_Given problem_:
Copy all lines that contain the word "ylabel".

_Provided entries_:
* * * * *

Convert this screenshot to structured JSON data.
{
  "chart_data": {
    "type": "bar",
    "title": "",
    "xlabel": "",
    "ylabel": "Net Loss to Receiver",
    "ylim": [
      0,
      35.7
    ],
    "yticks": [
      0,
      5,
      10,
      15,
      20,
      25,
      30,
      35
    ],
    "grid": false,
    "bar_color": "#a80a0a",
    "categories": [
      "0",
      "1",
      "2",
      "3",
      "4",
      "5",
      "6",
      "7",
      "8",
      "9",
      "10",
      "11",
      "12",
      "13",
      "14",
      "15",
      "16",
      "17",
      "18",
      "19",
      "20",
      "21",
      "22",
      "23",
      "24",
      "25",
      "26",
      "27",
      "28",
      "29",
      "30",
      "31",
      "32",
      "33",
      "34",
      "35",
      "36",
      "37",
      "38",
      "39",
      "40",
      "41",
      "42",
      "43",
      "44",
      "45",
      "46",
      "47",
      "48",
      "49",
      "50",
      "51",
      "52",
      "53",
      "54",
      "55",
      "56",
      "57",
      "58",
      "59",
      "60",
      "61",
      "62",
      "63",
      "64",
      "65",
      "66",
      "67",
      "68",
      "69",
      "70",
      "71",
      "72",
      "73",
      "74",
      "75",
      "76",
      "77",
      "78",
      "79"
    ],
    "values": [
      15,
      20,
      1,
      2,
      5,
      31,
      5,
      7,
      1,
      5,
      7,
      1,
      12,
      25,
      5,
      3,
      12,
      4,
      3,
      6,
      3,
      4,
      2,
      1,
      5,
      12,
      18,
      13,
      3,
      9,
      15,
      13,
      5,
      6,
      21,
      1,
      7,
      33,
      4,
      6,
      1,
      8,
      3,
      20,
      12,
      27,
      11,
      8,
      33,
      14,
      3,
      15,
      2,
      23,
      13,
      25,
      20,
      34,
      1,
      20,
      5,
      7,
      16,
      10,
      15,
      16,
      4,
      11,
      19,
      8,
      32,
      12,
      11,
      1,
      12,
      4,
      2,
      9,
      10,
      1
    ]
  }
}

* * * * *

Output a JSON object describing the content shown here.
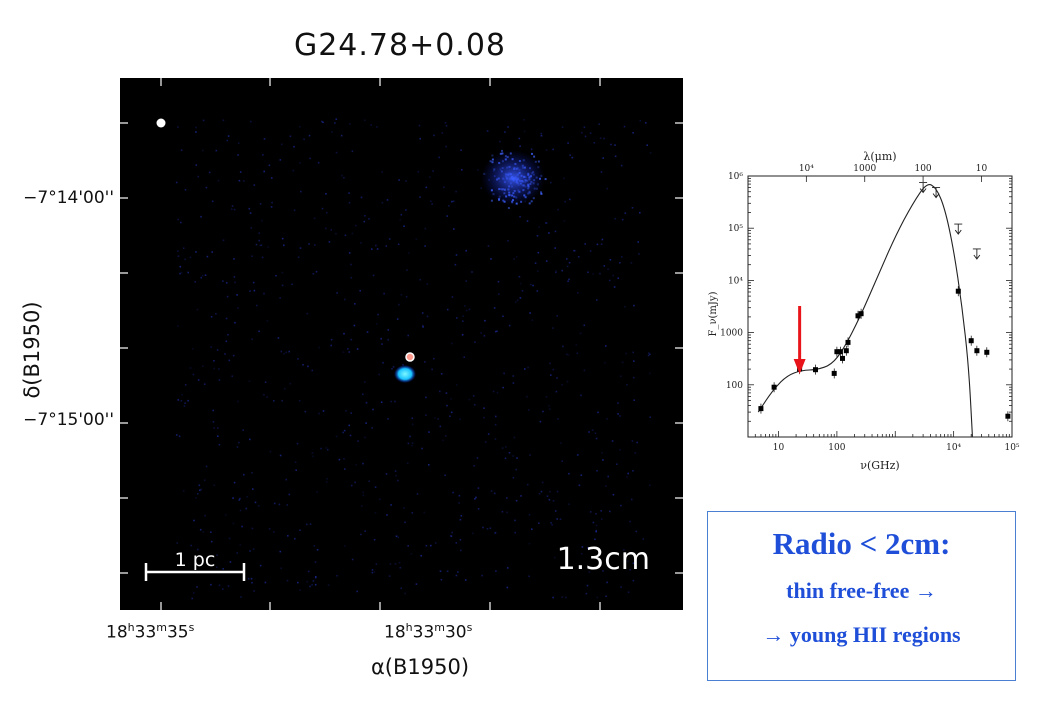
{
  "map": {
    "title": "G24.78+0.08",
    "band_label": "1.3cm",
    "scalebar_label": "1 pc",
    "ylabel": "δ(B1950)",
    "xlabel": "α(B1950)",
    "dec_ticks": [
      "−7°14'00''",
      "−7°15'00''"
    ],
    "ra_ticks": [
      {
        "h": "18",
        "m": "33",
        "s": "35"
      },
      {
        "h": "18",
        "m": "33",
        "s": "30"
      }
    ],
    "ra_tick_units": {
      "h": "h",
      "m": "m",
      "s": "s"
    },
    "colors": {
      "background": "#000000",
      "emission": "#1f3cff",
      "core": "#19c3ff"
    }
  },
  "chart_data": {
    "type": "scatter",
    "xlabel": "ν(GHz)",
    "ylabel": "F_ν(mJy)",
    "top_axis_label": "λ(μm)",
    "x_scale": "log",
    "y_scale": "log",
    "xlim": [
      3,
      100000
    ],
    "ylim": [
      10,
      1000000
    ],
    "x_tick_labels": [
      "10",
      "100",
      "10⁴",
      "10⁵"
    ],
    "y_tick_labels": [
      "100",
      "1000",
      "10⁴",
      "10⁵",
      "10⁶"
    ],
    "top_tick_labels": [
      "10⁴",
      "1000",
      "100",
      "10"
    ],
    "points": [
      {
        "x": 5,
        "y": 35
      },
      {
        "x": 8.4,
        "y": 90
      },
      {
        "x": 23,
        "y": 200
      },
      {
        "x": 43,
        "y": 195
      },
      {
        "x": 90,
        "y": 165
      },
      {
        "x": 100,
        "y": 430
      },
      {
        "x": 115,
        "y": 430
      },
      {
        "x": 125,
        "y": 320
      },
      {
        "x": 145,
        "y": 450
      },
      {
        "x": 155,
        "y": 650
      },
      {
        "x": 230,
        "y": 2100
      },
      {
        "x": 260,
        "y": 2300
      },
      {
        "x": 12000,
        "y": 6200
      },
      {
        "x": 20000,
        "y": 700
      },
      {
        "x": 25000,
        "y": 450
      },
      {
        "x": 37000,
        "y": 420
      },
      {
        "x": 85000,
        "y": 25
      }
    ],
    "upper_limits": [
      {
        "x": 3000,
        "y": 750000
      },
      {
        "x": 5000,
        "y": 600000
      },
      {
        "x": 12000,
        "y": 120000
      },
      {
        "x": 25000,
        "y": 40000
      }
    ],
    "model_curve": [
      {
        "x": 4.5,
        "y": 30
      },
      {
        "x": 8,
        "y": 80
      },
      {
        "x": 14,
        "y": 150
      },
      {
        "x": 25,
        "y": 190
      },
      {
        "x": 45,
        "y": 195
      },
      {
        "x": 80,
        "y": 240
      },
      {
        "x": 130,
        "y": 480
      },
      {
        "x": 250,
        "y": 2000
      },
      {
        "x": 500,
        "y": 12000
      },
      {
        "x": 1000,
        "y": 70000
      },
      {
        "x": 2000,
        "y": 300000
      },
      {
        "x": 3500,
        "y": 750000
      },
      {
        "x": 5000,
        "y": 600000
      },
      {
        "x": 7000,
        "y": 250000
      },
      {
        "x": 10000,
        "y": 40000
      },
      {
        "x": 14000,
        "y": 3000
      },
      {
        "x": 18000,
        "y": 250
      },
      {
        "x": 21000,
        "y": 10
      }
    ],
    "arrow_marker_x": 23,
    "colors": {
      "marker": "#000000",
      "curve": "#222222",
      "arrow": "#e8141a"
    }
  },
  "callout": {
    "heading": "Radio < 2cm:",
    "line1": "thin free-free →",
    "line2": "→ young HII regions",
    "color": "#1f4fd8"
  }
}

* * * * *

_Final result_:
    "ylabel": "Net Loss to Receiver",
    "ylabel": "δ(B1950)",
    "ylabel": "F_ν(mJy)",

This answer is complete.